■ Challenge
Would it be possible to write out each entry below exactly, without the pictures?

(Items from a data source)
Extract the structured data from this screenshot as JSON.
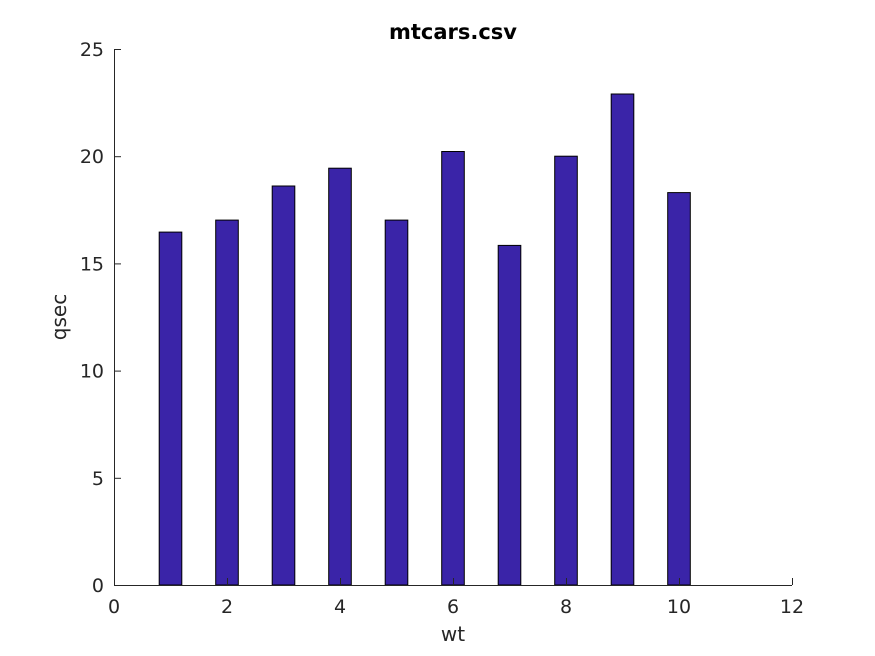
{
  "chart_data": {
    "type": "bar",
    "title": "mtcars.csv",
    "xlabel": "wt",
    "ylabel": "qsec",
    "x": [
      1,
      2,
      3,
      4,
      5,
      6,
      7,
      8,
      9,
      10
    ],
    "values": [
      16.46,
      17.02,
      18.61,
      19.44,
      17.02,
      20.22,
      15.84,
      20.0,
      22.9,
      18.3
    ],
    "xlim": [
      0,
      12
    ],
    "ylim": [
      0,
      25
    ],
    "xticks": [
      0,
      2,
      4,
      6,
      8,
      10,
      12
    ],
    "yticks": [
      0,
      5,
      10,
      15,
      20,
      25
    ],
    "bar_color": "#3a24a8",
    "grid": false,
    "legend": "none"
  }
}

■ Full response
Extract the structured data from this screenshot as JSON.
{
  "chart_data": {
    "type": "bar",
    "title": "mtcars.csv",
    "xlabel": "wt",
    "ylabel": "qsec",
    "x": [
      1,
      2,
      3,
      4,
      5,
      6,
      7,
      8,
      9,
      10
    ],
    "values": [
      16.46,
      17.02,
      18.61,
      19.44,
      17.02,
      20.22,
      15.84,
      20.0,
      22.9,
      18.3
    ],
    "xlim": [
      0,
      12
    ],
    "ylim": [
      0,
      25
    ],
    "xticks": [
      0,
      2,
      4,
      6,
      8,
      10,
      12
    ],
    "yticks": [
      0,
      5,
      10,
      15,
      20,
      25
    ],
    "bar_color": "#3a24a8",
    "grid": false,
    "legend": "none"
  }
}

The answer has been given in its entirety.